━━━━━ Task inputs ━━━━━
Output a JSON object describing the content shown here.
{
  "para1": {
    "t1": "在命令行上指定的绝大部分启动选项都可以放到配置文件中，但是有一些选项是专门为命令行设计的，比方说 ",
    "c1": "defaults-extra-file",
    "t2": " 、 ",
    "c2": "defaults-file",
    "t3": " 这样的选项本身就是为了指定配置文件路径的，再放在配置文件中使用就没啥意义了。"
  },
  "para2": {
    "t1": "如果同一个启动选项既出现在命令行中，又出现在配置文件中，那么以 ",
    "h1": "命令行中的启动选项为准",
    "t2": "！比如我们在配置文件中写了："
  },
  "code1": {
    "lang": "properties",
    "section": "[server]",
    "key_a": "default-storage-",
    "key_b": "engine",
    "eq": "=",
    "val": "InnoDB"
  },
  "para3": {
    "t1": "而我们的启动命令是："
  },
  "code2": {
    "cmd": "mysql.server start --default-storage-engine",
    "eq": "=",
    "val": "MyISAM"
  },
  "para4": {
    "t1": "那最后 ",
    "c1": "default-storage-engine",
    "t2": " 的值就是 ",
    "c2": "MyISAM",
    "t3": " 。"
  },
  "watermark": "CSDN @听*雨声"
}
━━━━━
◆ Required work:
Faithfully reproduce all of the records, character for character.

◆ Solved exercise:
Output a JSON object describing the content shown here.
{
  "para1": {
    "t1": "在命令行上指定的绝大部分启动选项都可以放到配置文件中，但是有一些选项是专门为命令行设计的，比方说 ",
    "c1": "defaults-extra-file",
    "t2": " 、 ",
    "c2": "defaults-file",
    "t3": " 这样的选项本身就是为了指定配置文件路径的，再放在配置文件中使用就没啥意义了。"
  },
  "para2": {
    "t1": "如果同一个启动选项既出现在命令行中，又出现在配置文件中，那么以 ",
    "h1": "命令行中的启动选项为准",
    "t2": "！比如我们在配置文件中写了："
  },
  "code1": {
    "lang": "properties",
    "section": "[server]",
    "key_a": "default-storage-",
    "key_b": "engine",
    "eq": "=",
    "val": "InnoDB"
  },
  "para3": {
    "t1": "而我们的启动命令是："
  },
  "code2": {
    "cmd": "mysql.server start --default-storage-engine",
    "eq": "=",
    "val": "MyISAM"
  },
  "para4": {
    "t1": "那最后 ",
    "c1": "default-storage-engine",
    "t2": " 的值就是 ",
    "c2": "MyISAM",
    "t3": " 。"
  },
  "watermark": "CSDN @听*雨声"
}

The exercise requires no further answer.